* DESCRIPTION OF THE TASK *
Every entry must be given again exactly.

[START OF INPUT DATA]

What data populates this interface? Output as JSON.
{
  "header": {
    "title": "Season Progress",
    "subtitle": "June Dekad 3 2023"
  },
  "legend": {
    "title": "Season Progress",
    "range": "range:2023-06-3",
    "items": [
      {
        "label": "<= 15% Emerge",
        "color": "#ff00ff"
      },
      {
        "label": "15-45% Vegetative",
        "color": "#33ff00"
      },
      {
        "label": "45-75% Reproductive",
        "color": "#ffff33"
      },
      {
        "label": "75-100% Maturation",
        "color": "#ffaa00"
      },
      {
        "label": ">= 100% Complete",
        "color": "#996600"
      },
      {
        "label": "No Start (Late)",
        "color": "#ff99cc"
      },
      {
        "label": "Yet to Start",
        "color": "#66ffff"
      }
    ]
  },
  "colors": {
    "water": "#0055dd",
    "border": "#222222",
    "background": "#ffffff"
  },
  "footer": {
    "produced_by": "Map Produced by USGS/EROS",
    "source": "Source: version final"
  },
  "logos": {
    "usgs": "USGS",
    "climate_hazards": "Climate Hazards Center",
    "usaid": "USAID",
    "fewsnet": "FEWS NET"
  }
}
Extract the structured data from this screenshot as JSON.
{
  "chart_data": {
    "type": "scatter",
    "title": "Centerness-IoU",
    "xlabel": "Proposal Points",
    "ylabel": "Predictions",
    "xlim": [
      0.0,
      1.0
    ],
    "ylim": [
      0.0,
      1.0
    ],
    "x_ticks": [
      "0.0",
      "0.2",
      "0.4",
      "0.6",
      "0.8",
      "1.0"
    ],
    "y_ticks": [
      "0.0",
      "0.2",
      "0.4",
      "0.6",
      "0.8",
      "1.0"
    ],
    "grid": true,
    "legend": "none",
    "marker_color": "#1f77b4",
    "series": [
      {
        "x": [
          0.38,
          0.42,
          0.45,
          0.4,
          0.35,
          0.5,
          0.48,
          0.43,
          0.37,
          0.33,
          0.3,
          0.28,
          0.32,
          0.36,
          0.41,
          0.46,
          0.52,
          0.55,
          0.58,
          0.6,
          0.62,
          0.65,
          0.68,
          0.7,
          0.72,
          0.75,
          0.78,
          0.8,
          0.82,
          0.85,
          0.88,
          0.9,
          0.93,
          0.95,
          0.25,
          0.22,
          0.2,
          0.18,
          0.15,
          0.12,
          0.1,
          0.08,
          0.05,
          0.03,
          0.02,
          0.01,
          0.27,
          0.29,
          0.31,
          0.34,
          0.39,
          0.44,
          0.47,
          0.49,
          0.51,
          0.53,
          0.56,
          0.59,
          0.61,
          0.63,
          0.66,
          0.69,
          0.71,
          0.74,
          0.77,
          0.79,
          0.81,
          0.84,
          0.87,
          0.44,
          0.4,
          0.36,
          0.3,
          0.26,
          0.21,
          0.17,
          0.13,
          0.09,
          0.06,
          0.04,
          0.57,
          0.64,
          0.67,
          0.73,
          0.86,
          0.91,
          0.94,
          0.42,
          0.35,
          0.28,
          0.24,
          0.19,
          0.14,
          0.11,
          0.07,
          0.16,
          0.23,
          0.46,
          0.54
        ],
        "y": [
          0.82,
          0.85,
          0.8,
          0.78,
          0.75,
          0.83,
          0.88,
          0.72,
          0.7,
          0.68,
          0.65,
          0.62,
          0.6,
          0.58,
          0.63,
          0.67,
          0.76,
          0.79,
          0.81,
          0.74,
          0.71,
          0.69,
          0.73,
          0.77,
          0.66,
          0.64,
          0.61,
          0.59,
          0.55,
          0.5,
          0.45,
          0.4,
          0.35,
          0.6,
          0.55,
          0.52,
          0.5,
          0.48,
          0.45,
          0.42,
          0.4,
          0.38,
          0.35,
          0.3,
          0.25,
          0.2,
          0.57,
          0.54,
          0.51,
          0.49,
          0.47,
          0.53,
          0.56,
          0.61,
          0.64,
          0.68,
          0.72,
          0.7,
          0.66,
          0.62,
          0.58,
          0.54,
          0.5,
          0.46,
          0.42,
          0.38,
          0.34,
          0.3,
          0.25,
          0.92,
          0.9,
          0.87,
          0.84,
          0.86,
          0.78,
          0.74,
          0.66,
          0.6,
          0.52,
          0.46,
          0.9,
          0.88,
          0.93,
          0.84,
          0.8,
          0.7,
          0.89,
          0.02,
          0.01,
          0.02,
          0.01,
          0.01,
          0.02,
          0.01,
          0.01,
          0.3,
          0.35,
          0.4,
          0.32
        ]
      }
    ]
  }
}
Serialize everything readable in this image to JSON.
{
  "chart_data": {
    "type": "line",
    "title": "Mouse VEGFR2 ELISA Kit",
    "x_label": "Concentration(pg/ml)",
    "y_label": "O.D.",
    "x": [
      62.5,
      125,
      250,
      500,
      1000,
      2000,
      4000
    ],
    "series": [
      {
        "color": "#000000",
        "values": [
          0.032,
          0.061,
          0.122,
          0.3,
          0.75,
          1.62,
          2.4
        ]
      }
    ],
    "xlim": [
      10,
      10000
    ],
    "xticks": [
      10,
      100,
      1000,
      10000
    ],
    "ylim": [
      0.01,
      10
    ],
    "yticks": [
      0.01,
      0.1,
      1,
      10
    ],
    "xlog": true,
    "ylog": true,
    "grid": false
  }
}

[END OF INPUT DATA]

* ANSWER TO THE PROBLEM *
What data populates this interface? Output as JSON.
{
  "header": {
    "title": "Season Progress",
    "subtitle": "June Dekad 3 2023"
  },
  "legend": {
    "title": "Season Progress",
    "range": "range:2023-06-3",
    "items": [
      {
        "label": "<= 15% Emerge",
        "color": "#ff00ff"
      },
      {
        "label": "15-45% Vegetative",
        "color": "#33ff00"
      },
      {
        "label": "45-75% Reproductive",
        "color": "#ffff33"
      },
      {
        "label": "75-100% Maturation",
        "color": "#ffaa00"
      },
      {
        "label": ">= 100% Complete",
        "color": "#996600"
      },
      {
        "label": "No Start (Late)",
        "color": "#ff99cc"
      },
      {
        "label": "Yet to Start",
        "color": "#66ffff"
      }
    ]
  },
  "colors": {
    "water": "#0055dd",
    "border": "#222222",
    "background": "#ffffff"
  },
  "footer": {
    "produced_by": "Map Produced by USGS/EROS",
    "source": "Source: version final"
  },
  "logos": {
    "usgs": "USGS",
    "climate_hazards": "Climate Hazards Center",
    "usaid": "USAID",
    "fewsnet": "FEWS NET"
  }
}
Extract the structured data from this screenshot as JSON.
{
  "chart_data": {
    "type": "scatter",
    "title": "Centerness-IoU",
    "xlabel": "Proposal Points",
    "ylabel": "Predictions",
    "xlim": [
      0.0,
      1.0
    ],
    "ylim": [
      0.0,
      1.0
    ],
    "x_ticks": [
      "0.0",
      "0.2",
      "0.4",
      "0.6",
      "0.8",
      "1.0"
    ],
    "y_ticks": [
      "0.0",
      "0.2",
      "0.4",
      "0.6",
      "0.8",
      "1.0"
    ],
    "grid": true,
    "legend": "none",
    "marker_color": "#1f77b4",
    "series": [
      {
        "x": [
          0.38,
          0.42,
          0.45,
          0.4,
          0.35,
          0.5,
          0.48,
          0.43,
          0.37,
          0.33,
          0.3,
          0.28,
          0.32,
          0.36,
          0.41,
          0.46,
          0.52,
          0.55,
          0.58,
          0.6,
          0.62,
          0.65,
          0.68,
          0.7,
          0.72,
          0.75,
          0.78,
          0.8,
          0.82,
          0.85,
          0.88,
          0.9,
          0.93,
          0.95,
          0.25,
          0.22,
          0.2,
          0.18,
          0.15,
          0.12,
          0.1,
          0.08,
          0.05,
          0.03,
          0.02,
          0.01,
          0.27,
          0.29,
          0.31,
          0.34,
          0.39,
          0.44,
          0.47,
          0.49,
          0.51,
          0.53,
          0.56,
          0.59,
          0.61,
          0.63,
          0.66,
          0.69,
          0.71,
          0.74,
          0.77,
          0.79,
          0.81,
          0.84,
          0.87,
          0.44,
          0.4,
          0.36,
          0.3,
          0.26,
          0.21,
          0.17,
          0.13,
          0.09,
          0.06,
          0.04,
          0.57,
          0.64,
          0.67,
          0.73,
          0.86,
          0.91,
          0.94,
          0.42,
          0.35,
          0.28,
          0.24,
          0.19,
          0.14,
          0.11,
          0.07,
          0.16,
          0.23,
          0.46,
          0.54
        ],
        "y": [
          0.82,
          0.85,
          0.8,
          0.78,
          0.75,
          0.83,
          0.88,
          0.72,
          0.7,
          0.68,
          0.65,
          0.62,
          0.6,
          0.58,
          0.63,
          0.67,
          0.76,
          0.79,
          0.81,
          0.74,
          0.71,
          0.69,
          0.73,
          0.77,
          0.66,
          0.64,
          0.61,
          0.59,
          0.55,
          0.5,
          0.45,
          0.4,
          0.35,
          0.6,
          0.55,
          0.52,
          0.5,
          0.48,
          0.45,
          0.42,
          0.4,
          0.38,
          0.35,
          0.3,
          0.25,
          0.2,
          0.57,
          0.54,
          0.51,
          0.49,
          0.47,
          0.53,
          0.56,
          0.61,
          0.64,
          0.68,
          0.72,
          0.7,
          0.66,
          0.62,
          0.58,
          0.54,
          0.5,
          0.46,
          0.42,
          0.38,
          0.34,
          0.3,
          0.25,
          0.92,
          0.9,
          0.87,
          0.84,
          0.86,
          0.78,
          0.74,
          0.66,
          0.6,
          0.52,
          0.46,
          0.9,
          0.88,
          0.93,
          0.84,
          0.8,
          0.7,
          0.89,
          0.02,
          0.01,
          0.02,
          0.01,
          0.01,
          0.02,
          0.01,
          0.01,
          0.3,
          0.35,
          0.4,
          0.32
        ]
      }
    ]
  }
}
Serialize everything readable in this image to JSON.
{
  "chart_data": {
    "type": "line",
    "title": "Mouse VEGFR2 ELISA Kit",
    "x_label": "Concentration(pg/ml)",
    "y_label": "O.D.",
    "x": [
      62.5,
      125,
      250,
      500,
      1000,
      2000,
      4000
    ],
    "series": [
      {
        "color": "#000000",
        "values": [
          0.032,
          0.061,
          0.122,
          0.3,
          0.75,
          1.62,
          2.4
        ]
      }
    ],
    "xlim": [
      10,
      10000
    ],
    "xticks": [
      10,
      100,
      1000,
      10000
    ],
    "ylim": [
      0.01,
      10
    ],
    "yticks": [
      0.01,
      0.1,
      1,
      10
    ],
    "xlog": true,
    "ylog": true,
    "grid": false
  }
}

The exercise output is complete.